What needs to be done
Filter the data below for the string "legend" and copy each matching line.

Data rows
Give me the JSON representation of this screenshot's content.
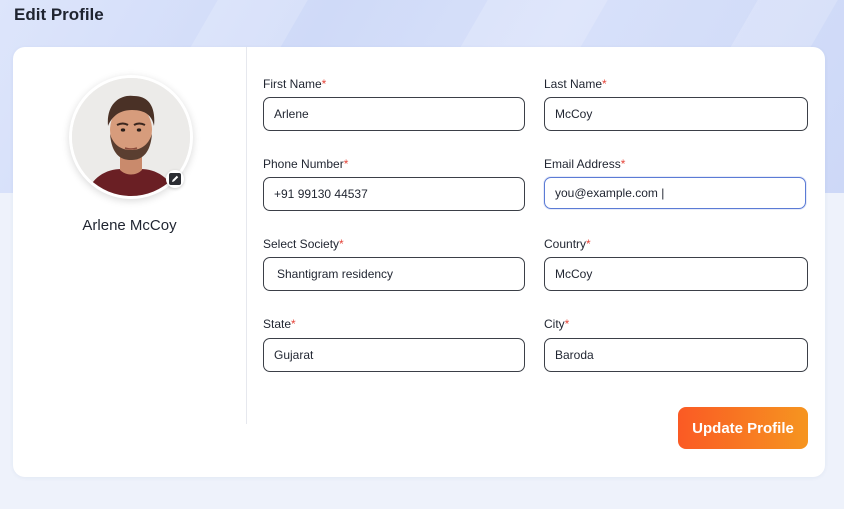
{
  "page": {
    "title": "Edit Profile"
  },
  "profile": {
    "name": "Arlene McCoy",
    "avatar_icon": "user-photo",
    "edit_icon": "pencil-icon"
  },
  "form": {
    "required_mark": "*",
    "first_name": {
      "label": "First Name",
      "value": "Arlene"
    },
    "last_name": {
      "label": "Last Name",
      "value": "McCoy"
    },
    "phone": {
      "label": "Phone Number",
      "value": "+91 99130 44537"
    },
    "email": {
      "label": "Email Address",
      "value": "you@example.com |"
    },
    "society": {
      "label": "Select Society",
      "value": "Shantigram residency"
    },
    "country": {
      "label": "Country",
      "value": "McCoy"
    },
    "state": {
      "label": "State",
      "value": "Gujarat"
    },
    "city": {
      "label": "City",
      "value": "Baroda"
    }
  },
  "actions": {
    "update_label": "Update Profile"
  },
  "colors": {
    "accent_start": "#fa5a24",
    "accent_end": "#f69520",
    "required": "#e4453a",
    "focus_border": "#5b7bd5"
  }
}
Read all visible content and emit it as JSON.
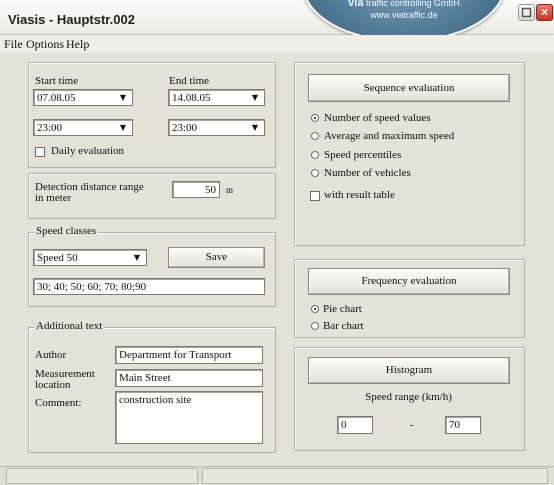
{
  "window": {
    "title": "Viasis - Hauptstr.002",
    "banner_brand": "via",
    "banner_company": "traffic controlling GmbH",
    "banner_url": "www.viatraffic.de",
    "close_glyph": "×"
  },
  "menu": {
    "file": "File",
    "options": "Options",
    "help": "Help"
  },
  "time": {
    "start_label": "Start time",
    "end_label": "End time",
    "start_date": "07.08.05",
    "end_date": "14.08.05",
    "start_hour": "23:00",
    "end_hour": "23:00",
    "daily_label": "Daily evaluation",
    "daily_checked": false
  },
  "detection": {
    "label_line1": "Detection distance range",
    "label_line2": "in meter",
    "value": "50",
    "unit": "m"
  },
  "speed_classes": {
    "legend": "Speed classes",
    "selected": "Speed 50",
    "save_label": "Save",
    "values": "30; 40; 50; 60; 70; 80;90"
  },
  "additional": {
    "legend": "Additional text",
    "author_label": "Author",
    "author_value": "Department for Transport",
    "location_label_line1": "Measurement",
    "location_label_line2": "location",
    "location_value": "Main Street",
    "comment_label": "Comment:",
    "comment_value": "construction site"
  },
  "sequence": {
    "button": "Sequence evaluation",
    "options": [
      "Number of speed values",
      "Average and maximum speed",
      "Speed percentiles",
      "Number of vehicles"
    ],
    "selected_index": 0,
    "result_table_label": "with result table",
    "result_table_checked": false
  },
  "frequency": {
    "button": "Frequency evaluation",
    "options": [
      "Pie chart",
      "Bar chart"
    ],
    "selected_index": 0
  },
  "histogram": {
    "button": "Histogram",
    "range_label": "Speed range (km/h)",
    "from": "0",
    "separator": "-",
    "to": "70"
  },
  "icons": {
    "dropdown": "chevron-down-icon",
    "close": "close-icon",
    "maximize": "maximize-icon"
  }
}
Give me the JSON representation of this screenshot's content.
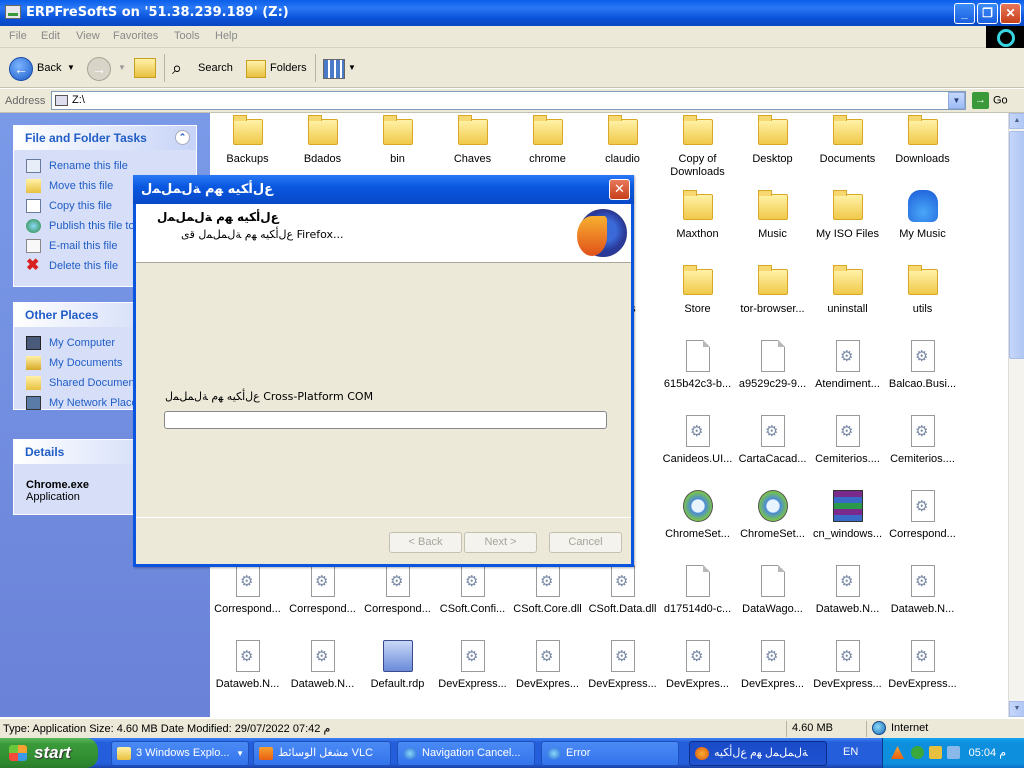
{
  "window": {
    "title": "ERPFreSoftS on '51.38.239.189' (Z:)"
  },
  "menu": [
    "File",
    "Edit",
    "View",
    "Favorites",
    "Tools",
    "Help"
  ],
  "toolbar": {
    "back": "Back",
    "search": "Search",
    "folders": "Folders"
  },
  "address": {
    "label": "Address",
    "value": "Z:\\",
    "go": "Go"
  },
  "tasks_panel": {
    "title": "File and Folder Tasks",
    "items": [
      "Rename this file",
      "Move this file",
      "Copy this file",
      "Publish this file to",
      "E-mail this file",
      "Delete this file"
    ]
  },
  "places_panel": {
    "title": "Other Places",
    "items": [
      "My Computer",
      "My Documents",
      "Shared Documents",
      "My Network Places"
    ]
  },
  "details_panel": {
    "title": "Details",
    "name": "Chrome.exe",
    "type": "Application"
  },
  "files": [
    {
      "name": "Backups",
      "icon": "folder"
    },
    {
      "name": "Bdados",
      "icon": "folder"
    },
    {
      "name": "bin",
      "icon": "folder"
    },
    {
      "name": "Chaves",
      "icon": "folder"
    },
    {
      "name": "chrome",
      "icon": "folder"
    },
    {
      "name": "claudio",
      "icon": "folder"
    },
    {
      "name": "Copy of Downloads",
      "icon": "folder"
    },
    {
      "name": "Desktop",
      "icon": "folder"
    },
    {
      "name": "Documents",
      "icon": "folder"
    },
    {
      "name": "Downloads",
      "icon": "folder"
    },
    {
      "name": "",
      "icon": "none"
    },
    {
      "name": "",
      "icon": "none"
    },
    {
      "name": "",
      "icon": "none"
    },
    {
      "name": "",
      "icon": "none"
    },
    {
      "name": "",
      "icon": "none"
    },
    {
      "name": "rvice",
      "icon": "none"
    },
    {
      "name": "Maxthon",
      "icon": "folder"
    },
    {
      "name": "Music",
      "icon": "folder"
    },
    {
      "name": "My ISO Files",
      "icon": "folder"
    },
    {
      "name": "My Music",
      "icon": "music"
    },
    {
      "name": "",
      "icon": "none"
    },
    {
      "name": "",
      "icon": "none"
    },
    {
      "name": "",
      "icon": "none"
    },
    {
      "name": "",
      "icon": "none"
    },
    {
      "name": "",
      "icon": "none"
    },
    {
      "name": "ugins",
      "icon": "none"
    },
    {
      "name": "Store",
      "icon": "folder"
    },
    {
      "name": "tor-browser...",
      "icon": "folder"
    },
    {
      "name": "uninstall",
      "icon": "folder"
    },
    {
      "name": "utils",
      "icon": "folder"
    },
    {
      "name": "",
      "icon": "none"
    },
    {
      "name": "",
      "icon": "none"
    },
    {
      "name": "",
      "icon": "none"
    },
    {
      "name": "",
      "icon": "none"
    },
    {
      "name": "",
      "icon": "none"
    },
    {
      "name": "3-b...",
      "icon": "none"
    },
    {
      "name": "615b42c3-b...",
      "icon": "doc"
    },
    {
      "name": "a9529c29-9...",
      "icon": "doc"
    },
    {
      "name": "Atendiment...",
      "icon": "dll"
    },
    {
      "name": "Balcao.Busi...",
      "icon": "dll"
    },
    {
      "name": "",
      "icon": "none"
    },
    {
      "name": "",
      "icon": "none"
    },
    {
      "name": "",
      "icon": "none"
    },
    {
      "name": "",
      "icon": "none"
    },
    {
      "name": "",
      "icon": "none"
    },
    {
      "name": ".D...",
      "icon": "none"
    },
    {
      "name": "Canideos.UI...",
      "icon": "dll"
    },
    {
      "name": "CartaCacad...",
      "icon": "dll"
    },
    {
      "name": "Cemiterios....",
      "icon": "dll"
    },
    {
      "name": "Cemiterios....",
      "icon": "dll"
    },
    {
      "name": "",
      "icon": "none"
    },
    {
      "name": "",
      "icon": "none"
    },
    {
      "name": "",
      "icon": "none"
    },
    {
      "name": "",
      "icon": "none"
    },
    {
      "name": "",
      "icon": "none"
    },
    {
      "name": "exe",
      "icon": "none"
    },
    {
      "name": "ChromeSet...",
      "icon": "setup"
    },
    {
      "name": "ChromeSet...",
      "icon": "setup"
    },
    {
      "name": "cn_windows...",
      "icon": "rar"
    },
    {
      "name": "Correspond...",
      "icon": "dll"
    },
    {
      "name": "Correspond...",
      "icon": "dll"
    },
    {
      "name": "Correspond...",
      "icon": "dll"
    },
    {
      "name": "Correspond...",
      "icon": "dll"
    },
    {
      "name": "CSoft.Confi...",
      "icon": "dll"
    },
    {
      "name": "CSoft.Core.dll",
      "icon": "dll"
    },
    {
      "name": "CSoft.Data.dll",
      "icon": "dll"
    },
    {
      "name": "d17514d0-c...",
      "icon": "doc"
    },
    {
      "name": "DataWago...",
      "icon": "doc"
    },
    {
      "name": "Dataweb.N...",
      "icon": "dll"
    },
    {
      "name": "Dataweb.N...",
      "icon": "dll"
    },
    {
      "name": "Dataweb.N...",
      "icon": "dll"
    },
    {
      "name": "Dataweb.N...",
      "icon": "dll"
    },
    {
      "name": "Default.rdp",
      "icon": "rdp"
    },
    {
      "name": "DevExpress...",
      "icon": "dll"
    },
    {
      "name": "DevExpres...",
      "icon": "dll"
    },
    {
      "name": "DevExpress...",
      "icon": "dll"
    },
    {
      "name": "DevExpres...",
      "icon": "dll"
    },
    {
      "name": "DevExpres...",
      "icon": "dll"
    },
    {
      "name": "DevExpress...",
      "icon": "dll"
    },
    {
      "name": "DevExpress...",
      "icon": "dll"
    }
  ],
  "dialog": {
    "title": "ﻉﻝﺃﻜﻴﻪ ﻬﻡ ﺔﻝﻤﻞﻤﻝ",
    "heading": "ﻉﻝﺃﻜﻴﻪ ﻬﻡ ﺔﻝﻤﻞﻤﻝ",
    "subheading": "ﻉﻝﺃﻜﻴﻪ ﻬﻡ ﺔﻝﻤﻞﻤﻝ ﻗﻯ Firefox...",
    "status": "ﻉﻝﺃﻜﻴﻪ ﻬﻡ ﺔﻝﻤﻞﻤﻝ Cross-Platform COM",
    "progress": 0,
    "back": "< Back",
    "next": "Next >",
    "cancel": "Cancel"
  },
  "statusbar": {
    "info": "Type: Application Size: 4.60 MB Date Modified: 29/07/2022 07:42 م",
    "size": "4.60 MB",
    "zone": "Internet"
  },
  "taskbar": {
    "start": "start",
    "tasks": [
      "3 Windows Explo...",
      "مشغل الوسائط VLC",
      "Navigation Cancel...",
      "Error",
      "ﺔﻝﻤﻞﻤﻝ ﻬﻡ ﻉﻝﺃﻜﻴﻪ"
    ],
    "lang": "EN",
    "clock": "05:04 م"
  }
}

Solution to the problem
    "legend": "Speed classes",
    "legend": "Additional text",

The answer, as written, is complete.